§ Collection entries
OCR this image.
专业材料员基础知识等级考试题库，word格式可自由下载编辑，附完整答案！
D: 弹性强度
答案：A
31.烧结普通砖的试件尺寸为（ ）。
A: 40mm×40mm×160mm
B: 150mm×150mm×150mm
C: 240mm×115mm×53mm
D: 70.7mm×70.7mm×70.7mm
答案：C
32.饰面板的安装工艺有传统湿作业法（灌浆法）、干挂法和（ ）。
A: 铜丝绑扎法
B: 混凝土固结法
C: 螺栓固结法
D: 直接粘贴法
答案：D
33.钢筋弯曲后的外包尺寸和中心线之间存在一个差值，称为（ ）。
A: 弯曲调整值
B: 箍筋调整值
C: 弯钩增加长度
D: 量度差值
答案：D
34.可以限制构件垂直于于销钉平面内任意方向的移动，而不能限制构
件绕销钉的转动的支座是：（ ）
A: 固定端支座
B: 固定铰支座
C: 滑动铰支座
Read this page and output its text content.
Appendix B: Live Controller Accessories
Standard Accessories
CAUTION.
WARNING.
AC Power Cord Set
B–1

§ INSTRUCTIONS TO FOLLOW
Restate the whole of the material exactly.

§ RESULT OF THE EXERCISE
OCR this image.
专业材料员基础知识等级考试题库，word格式可自由下载编辑，附完整答案！
D: 弹性强度
答案：A
31.烧结普通砖的试件尺寸为（ ）。
A: 40mm×40mm×160mm
B: 150mm×150mm×150mm
C: 240mm×115mm×53mm
D: 70.7mm×70.7mm×70.7mm
答案：C
32.饰面板的安装工艺有传统湿作业法（灌浆法）、干挂法和（ ）。
A: 铜丝绑扎法
B: 混凝土固结法
C: 螺栓固结法
D: 直接粘贴法
答案：D
33.钢筋弯曲后的外包尺寸和中心线之间存在一个差值，称为（ ）。
A: 弯曲调整值
B: 箍筋调整值
C: 弯钩增加长度
D: 量度差值
答案：D
34.可以限制构件垂直于于销钉平面内任意方向的移动，而不能限制构
件绕销钉的转动的支座是：（ ）
A: 固定端支座
B: 固定铰支座
C: 滑动铰支座
Read this page and output its text content.
Appendix B: Live Controller Accessories
Standard Accessories
CAUTION.
WARNING.
AC Power Cord Set
B–1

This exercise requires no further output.